>> START INFORMATION SUPPLIED
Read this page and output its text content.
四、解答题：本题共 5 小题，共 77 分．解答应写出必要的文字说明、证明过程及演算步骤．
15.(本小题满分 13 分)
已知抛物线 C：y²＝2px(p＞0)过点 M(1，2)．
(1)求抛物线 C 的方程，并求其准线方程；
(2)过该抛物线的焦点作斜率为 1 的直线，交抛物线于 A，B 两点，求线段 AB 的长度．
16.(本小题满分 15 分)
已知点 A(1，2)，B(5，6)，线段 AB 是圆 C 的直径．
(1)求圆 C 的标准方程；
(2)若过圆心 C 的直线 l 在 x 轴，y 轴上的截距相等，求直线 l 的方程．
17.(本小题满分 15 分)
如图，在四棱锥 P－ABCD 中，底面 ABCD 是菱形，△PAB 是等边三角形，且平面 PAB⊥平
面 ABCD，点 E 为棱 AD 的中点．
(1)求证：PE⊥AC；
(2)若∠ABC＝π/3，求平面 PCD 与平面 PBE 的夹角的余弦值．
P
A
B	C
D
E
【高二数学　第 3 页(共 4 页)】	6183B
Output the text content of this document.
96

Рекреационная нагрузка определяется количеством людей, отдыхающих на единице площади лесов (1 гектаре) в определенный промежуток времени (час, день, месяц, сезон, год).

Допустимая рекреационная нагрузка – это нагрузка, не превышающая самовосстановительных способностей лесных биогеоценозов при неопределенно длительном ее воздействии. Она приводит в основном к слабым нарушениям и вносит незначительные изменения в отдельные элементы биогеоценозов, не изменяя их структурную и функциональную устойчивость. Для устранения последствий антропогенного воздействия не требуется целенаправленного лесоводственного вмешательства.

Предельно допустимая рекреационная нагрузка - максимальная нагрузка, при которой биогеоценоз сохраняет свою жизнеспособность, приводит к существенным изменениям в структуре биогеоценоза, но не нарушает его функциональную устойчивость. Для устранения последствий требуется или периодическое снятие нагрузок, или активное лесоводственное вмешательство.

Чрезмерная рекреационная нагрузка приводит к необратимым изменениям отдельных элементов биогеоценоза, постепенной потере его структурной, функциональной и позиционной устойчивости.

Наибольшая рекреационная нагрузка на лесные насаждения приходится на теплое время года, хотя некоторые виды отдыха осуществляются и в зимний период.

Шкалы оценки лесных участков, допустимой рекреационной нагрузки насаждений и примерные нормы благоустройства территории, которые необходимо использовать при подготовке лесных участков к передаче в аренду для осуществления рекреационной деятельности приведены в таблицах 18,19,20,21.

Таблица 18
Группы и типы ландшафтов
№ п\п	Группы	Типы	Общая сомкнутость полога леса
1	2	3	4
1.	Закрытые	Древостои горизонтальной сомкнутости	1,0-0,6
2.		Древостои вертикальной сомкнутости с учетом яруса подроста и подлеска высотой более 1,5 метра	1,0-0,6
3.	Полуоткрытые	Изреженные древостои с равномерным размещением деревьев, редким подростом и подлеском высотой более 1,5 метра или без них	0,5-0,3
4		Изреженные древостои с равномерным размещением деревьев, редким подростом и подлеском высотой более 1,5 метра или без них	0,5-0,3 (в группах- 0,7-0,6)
>> END INFORMATION SUPPLIED
▶ WORK INSTRUCTIONS:
State how many lines include the string "ABCD". Give no other information.

▶ RESULT BELOW:
2